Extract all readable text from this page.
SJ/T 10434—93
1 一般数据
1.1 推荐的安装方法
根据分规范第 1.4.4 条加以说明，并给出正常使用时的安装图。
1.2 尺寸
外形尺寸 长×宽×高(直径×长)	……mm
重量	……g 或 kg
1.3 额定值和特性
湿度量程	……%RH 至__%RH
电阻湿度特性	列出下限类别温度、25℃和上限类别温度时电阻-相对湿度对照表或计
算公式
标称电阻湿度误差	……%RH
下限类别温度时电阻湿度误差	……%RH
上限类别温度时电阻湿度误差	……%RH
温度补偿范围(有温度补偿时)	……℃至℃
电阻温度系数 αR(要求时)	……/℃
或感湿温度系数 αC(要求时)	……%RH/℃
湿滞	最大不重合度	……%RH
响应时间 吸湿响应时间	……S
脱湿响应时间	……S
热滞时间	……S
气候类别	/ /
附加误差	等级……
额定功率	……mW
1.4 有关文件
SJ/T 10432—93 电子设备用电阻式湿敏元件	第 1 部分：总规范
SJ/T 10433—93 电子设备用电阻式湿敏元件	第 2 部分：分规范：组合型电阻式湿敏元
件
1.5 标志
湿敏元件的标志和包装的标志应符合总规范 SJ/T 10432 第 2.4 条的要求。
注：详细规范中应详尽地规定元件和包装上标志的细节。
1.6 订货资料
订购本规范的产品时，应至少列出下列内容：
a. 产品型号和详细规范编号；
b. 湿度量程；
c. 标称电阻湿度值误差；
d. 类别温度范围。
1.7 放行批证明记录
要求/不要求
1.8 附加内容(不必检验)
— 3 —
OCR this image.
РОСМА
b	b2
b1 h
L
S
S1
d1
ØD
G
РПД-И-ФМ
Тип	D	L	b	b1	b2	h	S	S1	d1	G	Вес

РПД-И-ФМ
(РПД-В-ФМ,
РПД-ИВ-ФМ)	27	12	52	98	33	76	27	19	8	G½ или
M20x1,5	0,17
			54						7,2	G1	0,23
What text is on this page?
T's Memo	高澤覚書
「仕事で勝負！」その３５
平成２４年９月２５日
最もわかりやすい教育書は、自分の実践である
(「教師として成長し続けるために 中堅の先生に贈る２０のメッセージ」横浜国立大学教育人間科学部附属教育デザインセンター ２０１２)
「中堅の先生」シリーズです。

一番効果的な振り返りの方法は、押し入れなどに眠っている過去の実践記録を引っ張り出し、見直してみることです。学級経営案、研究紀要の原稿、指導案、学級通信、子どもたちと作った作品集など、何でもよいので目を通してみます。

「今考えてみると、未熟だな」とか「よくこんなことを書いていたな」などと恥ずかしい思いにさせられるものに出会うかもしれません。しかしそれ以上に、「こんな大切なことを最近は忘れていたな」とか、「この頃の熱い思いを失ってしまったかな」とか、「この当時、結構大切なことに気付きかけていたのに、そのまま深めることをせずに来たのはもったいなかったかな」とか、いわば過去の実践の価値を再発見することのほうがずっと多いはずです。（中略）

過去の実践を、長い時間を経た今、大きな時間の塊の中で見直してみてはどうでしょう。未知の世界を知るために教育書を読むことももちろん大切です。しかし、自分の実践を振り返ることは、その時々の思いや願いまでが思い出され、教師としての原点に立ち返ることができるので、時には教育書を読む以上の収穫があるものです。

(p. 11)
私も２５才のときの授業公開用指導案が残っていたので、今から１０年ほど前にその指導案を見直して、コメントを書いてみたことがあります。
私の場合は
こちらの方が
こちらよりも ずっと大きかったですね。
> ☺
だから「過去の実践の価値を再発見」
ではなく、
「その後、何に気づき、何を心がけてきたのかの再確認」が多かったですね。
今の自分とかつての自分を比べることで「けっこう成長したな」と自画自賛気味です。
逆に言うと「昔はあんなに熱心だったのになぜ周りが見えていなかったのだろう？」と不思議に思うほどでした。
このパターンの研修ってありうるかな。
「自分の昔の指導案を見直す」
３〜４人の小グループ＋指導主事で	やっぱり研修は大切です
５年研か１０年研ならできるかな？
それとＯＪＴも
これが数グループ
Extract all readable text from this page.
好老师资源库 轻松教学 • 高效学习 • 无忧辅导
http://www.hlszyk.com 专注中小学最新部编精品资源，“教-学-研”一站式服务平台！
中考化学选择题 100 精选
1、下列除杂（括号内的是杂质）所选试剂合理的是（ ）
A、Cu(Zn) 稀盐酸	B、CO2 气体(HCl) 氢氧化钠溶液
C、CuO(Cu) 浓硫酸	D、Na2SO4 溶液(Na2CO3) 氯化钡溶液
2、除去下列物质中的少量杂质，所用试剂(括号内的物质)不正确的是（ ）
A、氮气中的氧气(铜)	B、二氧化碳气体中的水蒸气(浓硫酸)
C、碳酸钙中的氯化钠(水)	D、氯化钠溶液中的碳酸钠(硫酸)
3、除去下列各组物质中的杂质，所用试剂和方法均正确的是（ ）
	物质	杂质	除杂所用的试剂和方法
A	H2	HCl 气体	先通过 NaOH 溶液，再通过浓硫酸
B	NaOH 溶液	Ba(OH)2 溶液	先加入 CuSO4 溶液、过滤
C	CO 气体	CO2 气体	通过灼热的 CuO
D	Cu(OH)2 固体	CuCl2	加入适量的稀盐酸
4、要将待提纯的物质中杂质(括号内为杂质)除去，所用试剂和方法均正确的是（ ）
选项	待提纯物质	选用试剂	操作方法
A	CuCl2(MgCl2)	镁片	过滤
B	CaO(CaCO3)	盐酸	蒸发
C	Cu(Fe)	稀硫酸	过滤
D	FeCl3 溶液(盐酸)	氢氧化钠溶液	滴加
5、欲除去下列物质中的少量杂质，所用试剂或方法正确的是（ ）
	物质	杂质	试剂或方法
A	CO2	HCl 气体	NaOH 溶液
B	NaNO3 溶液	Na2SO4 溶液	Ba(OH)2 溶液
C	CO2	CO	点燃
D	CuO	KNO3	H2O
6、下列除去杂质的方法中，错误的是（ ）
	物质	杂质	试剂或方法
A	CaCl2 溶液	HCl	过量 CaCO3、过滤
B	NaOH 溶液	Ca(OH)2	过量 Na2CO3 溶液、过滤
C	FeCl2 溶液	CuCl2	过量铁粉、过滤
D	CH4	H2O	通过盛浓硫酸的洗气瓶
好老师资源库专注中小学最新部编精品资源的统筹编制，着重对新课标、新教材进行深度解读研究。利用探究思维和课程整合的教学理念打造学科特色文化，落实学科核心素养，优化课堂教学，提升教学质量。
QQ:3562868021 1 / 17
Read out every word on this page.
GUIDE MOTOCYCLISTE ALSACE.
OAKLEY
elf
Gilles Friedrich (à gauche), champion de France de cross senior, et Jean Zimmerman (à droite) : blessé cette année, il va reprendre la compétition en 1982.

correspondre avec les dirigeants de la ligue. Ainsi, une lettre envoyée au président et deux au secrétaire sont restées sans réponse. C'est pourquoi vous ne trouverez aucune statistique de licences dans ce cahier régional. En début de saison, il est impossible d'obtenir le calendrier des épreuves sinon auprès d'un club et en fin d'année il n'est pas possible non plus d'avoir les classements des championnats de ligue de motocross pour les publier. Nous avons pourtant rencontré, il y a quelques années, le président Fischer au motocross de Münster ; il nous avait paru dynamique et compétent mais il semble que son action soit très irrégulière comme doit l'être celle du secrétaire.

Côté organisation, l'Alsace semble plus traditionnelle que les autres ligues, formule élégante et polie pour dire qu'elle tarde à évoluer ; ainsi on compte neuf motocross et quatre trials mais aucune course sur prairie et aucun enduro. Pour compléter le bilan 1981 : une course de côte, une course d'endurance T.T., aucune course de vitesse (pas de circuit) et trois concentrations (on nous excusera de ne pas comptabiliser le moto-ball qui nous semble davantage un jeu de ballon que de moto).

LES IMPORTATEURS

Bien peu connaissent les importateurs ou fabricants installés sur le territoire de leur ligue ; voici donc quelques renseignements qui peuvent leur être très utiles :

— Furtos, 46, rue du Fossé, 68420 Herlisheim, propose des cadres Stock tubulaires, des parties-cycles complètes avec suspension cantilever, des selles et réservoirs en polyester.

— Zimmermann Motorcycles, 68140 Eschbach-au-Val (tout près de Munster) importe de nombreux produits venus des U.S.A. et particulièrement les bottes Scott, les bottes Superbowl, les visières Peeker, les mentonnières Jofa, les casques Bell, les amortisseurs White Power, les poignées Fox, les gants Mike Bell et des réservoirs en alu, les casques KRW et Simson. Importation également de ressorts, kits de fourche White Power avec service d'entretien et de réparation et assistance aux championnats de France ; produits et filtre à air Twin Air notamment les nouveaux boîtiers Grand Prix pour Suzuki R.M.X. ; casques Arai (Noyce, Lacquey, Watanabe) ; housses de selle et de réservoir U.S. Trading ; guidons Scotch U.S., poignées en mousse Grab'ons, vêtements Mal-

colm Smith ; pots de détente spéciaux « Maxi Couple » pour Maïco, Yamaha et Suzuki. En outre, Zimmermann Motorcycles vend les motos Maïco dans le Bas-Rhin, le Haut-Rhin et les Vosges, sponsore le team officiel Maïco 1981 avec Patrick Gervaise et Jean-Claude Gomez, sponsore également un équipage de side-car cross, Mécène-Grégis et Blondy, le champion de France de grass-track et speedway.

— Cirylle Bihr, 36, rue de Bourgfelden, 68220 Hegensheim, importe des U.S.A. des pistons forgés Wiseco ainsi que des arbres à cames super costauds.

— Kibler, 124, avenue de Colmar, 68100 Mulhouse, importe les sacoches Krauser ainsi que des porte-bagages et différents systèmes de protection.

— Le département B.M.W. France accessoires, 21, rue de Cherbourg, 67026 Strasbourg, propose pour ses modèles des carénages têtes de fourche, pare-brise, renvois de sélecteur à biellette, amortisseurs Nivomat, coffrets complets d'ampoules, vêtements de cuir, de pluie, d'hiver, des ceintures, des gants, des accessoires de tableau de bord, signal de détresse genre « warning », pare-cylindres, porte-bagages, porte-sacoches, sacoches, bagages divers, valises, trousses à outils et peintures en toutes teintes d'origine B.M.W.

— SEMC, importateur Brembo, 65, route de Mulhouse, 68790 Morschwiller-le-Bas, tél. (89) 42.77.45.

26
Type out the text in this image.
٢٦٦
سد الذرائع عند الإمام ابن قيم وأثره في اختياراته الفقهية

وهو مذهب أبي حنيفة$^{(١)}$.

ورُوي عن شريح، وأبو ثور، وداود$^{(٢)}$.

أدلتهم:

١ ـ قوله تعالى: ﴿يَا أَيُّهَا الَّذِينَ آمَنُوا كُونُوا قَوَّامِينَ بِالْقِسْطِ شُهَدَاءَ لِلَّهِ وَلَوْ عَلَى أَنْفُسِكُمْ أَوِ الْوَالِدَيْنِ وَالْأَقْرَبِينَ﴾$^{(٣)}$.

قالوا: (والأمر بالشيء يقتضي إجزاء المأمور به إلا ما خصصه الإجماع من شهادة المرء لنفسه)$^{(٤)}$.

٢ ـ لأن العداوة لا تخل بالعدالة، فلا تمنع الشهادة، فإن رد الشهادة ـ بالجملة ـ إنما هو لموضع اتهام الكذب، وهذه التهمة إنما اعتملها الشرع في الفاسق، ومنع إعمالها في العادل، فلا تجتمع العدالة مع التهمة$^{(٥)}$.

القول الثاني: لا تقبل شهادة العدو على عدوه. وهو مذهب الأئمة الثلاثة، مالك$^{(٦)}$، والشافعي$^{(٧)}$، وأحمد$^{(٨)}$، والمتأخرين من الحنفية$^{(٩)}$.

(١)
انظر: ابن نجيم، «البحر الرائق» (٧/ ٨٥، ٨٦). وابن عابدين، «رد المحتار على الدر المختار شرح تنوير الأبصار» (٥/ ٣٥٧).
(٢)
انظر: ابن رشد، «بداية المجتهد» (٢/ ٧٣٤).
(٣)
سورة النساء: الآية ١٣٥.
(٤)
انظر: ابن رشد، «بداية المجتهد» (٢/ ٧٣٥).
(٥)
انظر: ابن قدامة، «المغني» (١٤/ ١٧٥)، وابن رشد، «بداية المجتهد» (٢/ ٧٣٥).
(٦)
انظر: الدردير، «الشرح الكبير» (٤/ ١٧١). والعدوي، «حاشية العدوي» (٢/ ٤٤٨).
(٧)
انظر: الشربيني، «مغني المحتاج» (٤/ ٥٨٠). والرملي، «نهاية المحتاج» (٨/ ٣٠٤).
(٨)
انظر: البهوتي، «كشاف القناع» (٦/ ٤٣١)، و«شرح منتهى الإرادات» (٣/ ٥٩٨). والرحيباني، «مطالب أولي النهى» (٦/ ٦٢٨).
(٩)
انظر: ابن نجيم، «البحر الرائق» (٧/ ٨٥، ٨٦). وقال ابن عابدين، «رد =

::::::

Above are the records. Copy every line in them holding "عابدين".

* _Task result_
انظر: ابن نجيم، «البحر الرائق» (٧/ ٨٥، ٨٦). وابن عابدين، «رد المحتار على الدر المختار شرح تنوير الأبصار» (٥/ ٣٥٧).
انظر: ابن نجيم، «البحر الرائق» (٧/ ٨٥، ٨٦). وقال ابن عابدين، «رد =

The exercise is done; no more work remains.